### Stated problem:
Reproduce every row below word for word, keeping the same order and leaving nothing out.
● ● ● ● ●
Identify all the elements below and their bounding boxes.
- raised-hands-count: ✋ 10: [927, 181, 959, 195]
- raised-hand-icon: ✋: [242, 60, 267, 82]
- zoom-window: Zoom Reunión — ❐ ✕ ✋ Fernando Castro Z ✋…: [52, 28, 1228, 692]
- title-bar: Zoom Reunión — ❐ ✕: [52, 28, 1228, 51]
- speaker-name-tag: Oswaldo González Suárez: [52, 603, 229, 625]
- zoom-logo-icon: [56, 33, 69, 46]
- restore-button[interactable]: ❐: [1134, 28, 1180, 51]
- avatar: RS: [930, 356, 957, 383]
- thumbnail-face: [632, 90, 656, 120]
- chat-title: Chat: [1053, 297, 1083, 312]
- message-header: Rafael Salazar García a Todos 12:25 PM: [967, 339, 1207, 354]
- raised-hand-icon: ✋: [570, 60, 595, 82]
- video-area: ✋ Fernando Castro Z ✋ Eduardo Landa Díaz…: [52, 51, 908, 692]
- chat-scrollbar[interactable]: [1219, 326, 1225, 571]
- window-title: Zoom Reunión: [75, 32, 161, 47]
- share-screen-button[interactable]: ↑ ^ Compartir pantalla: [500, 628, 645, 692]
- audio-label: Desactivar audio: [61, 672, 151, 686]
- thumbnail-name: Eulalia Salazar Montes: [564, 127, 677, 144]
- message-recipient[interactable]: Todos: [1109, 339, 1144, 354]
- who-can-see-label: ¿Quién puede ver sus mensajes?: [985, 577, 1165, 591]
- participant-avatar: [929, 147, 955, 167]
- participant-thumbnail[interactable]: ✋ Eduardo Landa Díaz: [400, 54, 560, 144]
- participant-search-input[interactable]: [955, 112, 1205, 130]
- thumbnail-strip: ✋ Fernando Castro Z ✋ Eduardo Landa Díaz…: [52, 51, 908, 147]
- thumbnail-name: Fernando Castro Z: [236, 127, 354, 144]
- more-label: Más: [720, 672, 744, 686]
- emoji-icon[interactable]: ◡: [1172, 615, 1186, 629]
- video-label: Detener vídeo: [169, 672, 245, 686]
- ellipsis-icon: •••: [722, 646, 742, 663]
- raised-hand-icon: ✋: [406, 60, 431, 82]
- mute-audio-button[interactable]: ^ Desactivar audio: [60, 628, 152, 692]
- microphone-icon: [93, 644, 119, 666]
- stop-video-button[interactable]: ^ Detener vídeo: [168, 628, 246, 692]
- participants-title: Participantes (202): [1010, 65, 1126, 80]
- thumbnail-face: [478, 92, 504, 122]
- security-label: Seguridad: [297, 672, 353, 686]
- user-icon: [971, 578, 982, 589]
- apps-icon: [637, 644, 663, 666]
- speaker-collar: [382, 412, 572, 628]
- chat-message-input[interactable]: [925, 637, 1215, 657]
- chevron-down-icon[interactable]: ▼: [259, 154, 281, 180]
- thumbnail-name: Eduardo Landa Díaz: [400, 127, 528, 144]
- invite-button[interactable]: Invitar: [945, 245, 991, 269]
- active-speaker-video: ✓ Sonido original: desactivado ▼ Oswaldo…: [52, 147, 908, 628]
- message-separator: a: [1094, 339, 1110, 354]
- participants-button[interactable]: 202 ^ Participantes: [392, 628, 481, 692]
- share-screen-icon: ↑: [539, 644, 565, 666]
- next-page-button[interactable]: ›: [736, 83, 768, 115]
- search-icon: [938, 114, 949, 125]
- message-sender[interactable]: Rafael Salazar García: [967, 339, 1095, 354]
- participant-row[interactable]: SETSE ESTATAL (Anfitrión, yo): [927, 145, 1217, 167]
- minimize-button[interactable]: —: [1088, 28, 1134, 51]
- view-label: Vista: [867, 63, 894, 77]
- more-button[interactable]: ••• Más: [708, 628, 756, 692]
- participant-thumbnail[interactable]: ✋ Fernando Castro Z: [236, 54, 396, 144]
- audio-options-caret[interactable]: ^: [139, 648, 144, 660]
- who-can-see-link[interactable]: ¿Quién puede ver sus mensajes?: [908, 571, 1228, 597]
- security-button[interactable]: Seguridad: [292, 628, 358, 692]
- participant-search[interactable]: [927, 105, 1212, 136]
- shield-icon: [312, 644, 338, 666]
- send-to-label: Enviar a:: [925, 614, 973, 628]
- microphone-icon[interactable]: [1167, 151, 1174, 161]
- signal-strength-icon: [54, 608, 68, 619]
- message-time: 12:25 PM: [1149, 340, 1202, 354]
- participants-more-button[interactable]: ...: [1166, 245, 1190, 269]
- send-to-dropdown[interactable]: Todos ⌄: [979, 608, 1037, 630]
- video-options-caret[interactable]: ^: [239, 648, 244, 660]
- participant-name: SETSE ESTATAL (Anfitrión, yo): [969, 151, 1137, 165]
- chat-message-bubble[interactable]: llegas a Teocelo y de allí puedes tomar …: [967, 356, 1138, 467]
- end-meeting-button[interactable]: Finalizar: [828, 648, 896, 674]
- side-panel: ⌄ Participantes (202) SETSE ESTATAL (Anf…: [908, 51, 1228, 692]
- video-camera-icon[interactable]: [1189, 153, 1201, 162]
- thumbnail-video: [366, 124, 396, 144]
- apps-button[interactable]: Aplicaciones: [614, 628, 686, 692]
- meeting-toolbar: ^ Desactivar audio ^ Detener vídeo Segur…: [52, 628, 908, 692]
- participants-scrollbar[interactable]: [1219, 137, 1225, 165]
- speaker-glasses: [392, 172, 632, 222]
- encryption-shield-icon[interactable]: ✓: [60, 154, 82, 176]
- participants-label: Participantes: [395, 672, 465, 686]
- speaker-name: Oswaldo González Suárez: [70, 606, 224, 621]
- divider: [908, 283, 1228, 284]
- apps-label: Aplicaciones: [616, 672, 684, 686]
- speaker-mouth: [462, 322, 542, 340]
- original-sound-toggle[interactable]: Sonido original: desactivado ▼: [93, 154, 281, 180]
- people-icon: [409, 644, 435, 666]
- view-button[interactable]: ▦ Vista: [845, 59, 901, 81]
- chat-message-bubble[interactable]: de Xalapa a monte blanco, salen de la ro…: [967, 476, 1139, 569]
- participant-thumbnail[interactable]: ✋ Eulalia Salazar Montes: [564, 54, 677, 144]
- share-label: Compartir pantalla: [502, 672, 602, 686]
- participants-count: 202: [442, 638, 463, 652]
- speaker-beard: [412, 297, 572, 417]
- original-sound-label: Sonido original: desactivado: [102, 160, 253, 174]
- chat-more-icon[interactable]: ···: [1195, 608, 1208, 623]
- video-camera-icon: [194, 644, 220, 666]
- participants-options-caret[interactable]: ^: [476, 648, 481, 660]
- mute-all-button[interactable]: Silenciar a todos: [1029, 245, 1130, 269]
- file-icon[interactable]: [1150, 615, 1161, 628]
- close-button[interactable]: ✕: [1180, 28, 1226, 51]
● ● ● ● ●
### Answer:
Identify all the elements below and their bounding boxes.
- raised-hands-count: ✋ 10: [927, 181, 959, 195]
- raised-hand-icon: ✋: [242, 60, 267, 82]
- zoom-window: Zoom Reunión — ❐ ✕ ✋ Fernando Castro Z ✋…: [52, 28, 1228, 692]
- title-bar: Zoom Reunión — ❐ ✕: [52, 28, 1228, 51]
- speaker-name-tag: Oswaldo González Suárez: [52, 603, 229, 625]
- zoom-logo-icon: [56, 33, 69, 46]
- restore-button[interactable]: ❐: [1134, 28, 1180, 51]
- avatar: RS: [930, 356, 957, 383]
- thumbnail-face: [632, 90, 656, 120]
- chat-title: Chat: [1053, 297, 1083, 312]
- message-header: Rafael Salazar García a Todos 12:25 PM: [967, 339, 1207, 354]
- raised-hand-icon: ✋: [570, 60, 595, 82]
- video-area: ✋ Fernando Castro Z ✋ Eduardo Landa Díaz…: [52, 51, 908, 692]
- chat-scrollbar[interactable]: [1219, 326, 1225, 571]
- window-title: Zoom Reunión: [75, 32, 161, 47]
- share-screen-button[interactable]: ↑ ^ Compartir pantalla: [500, 628, 645, 692]
- audio-label: Desactivar audio: [61, 672, 151, 686]
- thumbnail-name: Eulalia Salazar Montes: [564, 127, 677, 144]
- message-recipient[interactable]: Todos: [1109, 339, 1144, 354]
- who-can-see-label: ¿Quién puede ver sus mensajes?: [985, 577, 1165, 591]
- participant-avatar: [929, 147, 955, 167]
- participant-thumbnail[interactable]: ✋ Eduardo Landa Díaz: [400, 54, 560, 144]
- participant-search-input[interactable]: [955, 112, 1205, 130]
- thumbnail-strip: ✋ Fernando Castro Z ✋ Eduardo Landa Díaz…: [52, 51, 908, 147]
- thumbnail-name: Fernando Castro Z: [236, 127, 354, 144]
- more-label: Más: [720, 672, 744, 686]
- emoji-icon[interactable]: ◡: [1172, 615, 1186, 629]
- video-label: Detener vídeo: [169, 672, 245, 686]
- ellipsis-icon: •••: [722, 646, 742, 663]
- raised-hand-icon: ✋: [406, 60, 431, 82]
- mute-audio-button[interactable]: ^ Desactivar audio: [60, 628, 152, 692]
- microphone-icon: [93, 644, 119, 666]
- stop-video-button[interactable]: ^ Detener vídeo: [168, 628, 246, 692]
- participants-title: Participantes (202): [1010, 65, 1126, 80]
- thumbnail-face: [478, 92, 504, 122]
- security-label: Seguridad: [297, 672, 353, 686]
- user-icon: [971, 578, 982, 589]
- apps-icon: [637, 644, 663, 666]
- speaker-collar: [382, 412, 572, 628]
- chat-message-input[interactable]: [925, 637, 1215, 657]
- chevron-down-icon[interactable]: ▼: [259, 154, 281, 180]
- thumbnail-name: Eduardo Landa Díaz: [400, 127, 528, 144]
- invite-button[interactable]: Invitar: [945, 245, 991, 269]
- active-speaker-video: ✓ Sonido original: desactivado ▼ Oswaldo…: [52, 147, 908, 628]
- message-separator: a: [1094, 339, 1110, 354]
- participants-button[interactable]: 202 ^ Participantes: [392, 628, 481, 692]
- share-screen-icon: ↑: [539, 644, 565, 666]
- next-page-button[interactable]: ›: [736, 83, 768, 115]
- search-icon: [938, 114, 949, 125]
- message-sender[interactable]: Rafael Salazar García: [967, 339, 1095, 354]
- participant-row[interactable]: SETSE ESTATAL (Anfitrión, yo): [927, 145, 1217, 167]
- minimize-button[interactable]: —: [1088, 28, 1134, 51]
- view-label: Vista: [867, 63, 894, 77]
- more-button[interactable]: ••• Más: [708, 628, 756, 692]
- participant-thumbnail[interactable]: ✋ Fernando Castro Z: [236, 54, 396, 144]
- audio-options-caret[interactable]: ^: [139, 648, 144, 660]
- who-can-see-link[interactable]: ¿Quién puede ver sus mensajes?: [908, 571, 1228, 597]
- security-button[interactable]: Seguridad: [292, 628, 358, 692]
- participant-search[interactable]: [927, 105, 1212, 136]
- shield-icon: [312, 644, 338, 666]
- send-to-label: Enviar a:: [925, 614, 973, 628]
- microphone-icon[interactable]: [1167, 151, 1174, 161]
- signal-strength-icon: [54, 608, 68, 619]
- message-time: 12:25 PM: [1149, 340, 1202, 354]
- participants-more-button[interactable]: ...: [1166, 245, 1190, 269]
- send-to-dropdown[interactable]: Todos ⌄: [979, 608, 1037, 630]
- video-options-caret[interactable]: ^: [239, 648, 244, 660]
- participant-name: SETSE ESTATAL (Anfitrión, yo): [969, 151, 1137, 165]
- chat-message-bubble[interactable]: llegas a Teocelo y de allí puedes tomar …: [967, 356, 1138, 467]
- end-meeting-button[interactable]: Finalizar: [828, 648, 896, 674]
- side-panel: ⌄ Participantes (202) SETSE ESTATAL (Anf…: [908, 51, 1228, 692]
- video-camera-icon[interactable]: [1189, 153, 1201, 162]
- thumbnail-video: [366, 124, 396, 144]
- apps-button[interactable]: Aplicaciones: [614, 628, 686, 692]
- meeting-toolbar: ^ Desactivar audio ^ Detener vídeo Segur…: [52, 628, 908, 692]
- participants-scrollbar[interactable]: [1219, 137, 1225, 165]
- speaker-glasses: [392, 172, 632, 222]
- encryption-shield-icon[interactable]: ✓: [60, 154, 82, 176]
- participants-label: Participantes: [395, 672, 465, 686]
- speaker-name: Oswaldo González Suárez: [70, 606, 224, 621]
- divider: [908, 283, 1228, 284]
- apps-label: Aplicaciones: [616, 672, 684, 686]
- speaker-mouth: [462, 322, 542, 340]
- original-sound-toggle[interactable]: Sonido original: desactivado ▼: [93, 154, 281, 180]
- people-icon: [409, 644, 435, 666]
- view-button[interactable]: ▦ Vista: [845, 59, 901, 81]
- chat-message-bubble[interactable]: de Xalapa a monte blanco, salen de la ro…: [967, 476, 1139, 569]
- participant-thumbnail[interactable]: ✋ Eulalia Salazar Montes: [564, 54, 677, 144]
- share-label: Compartir pantalla: [502, 672, 602, 686]
- participants-count: 202: [442, 638, 463, 652]
- speaker-beard: [412, 297, 572, 417]
- original-sound-label: Sonido original: desactivado: [102, 160, 253, 174]
- chat-more-icon[interactable]: ···: [1195, 608, 1208, 623]
- video-camera-icon: [194, 644, 220, 666]
- participants-options-caret[interactable]: ^: [476, 648, 481, 660]
- mute-all-button[interactable]: Silenciar a todos: [1029, 245, 1130, 269]
- file-icon[interactable]: [1150, 615, 1161, 628]
- close-button[interactable]: ✕: [1180, 28, 1226, 51]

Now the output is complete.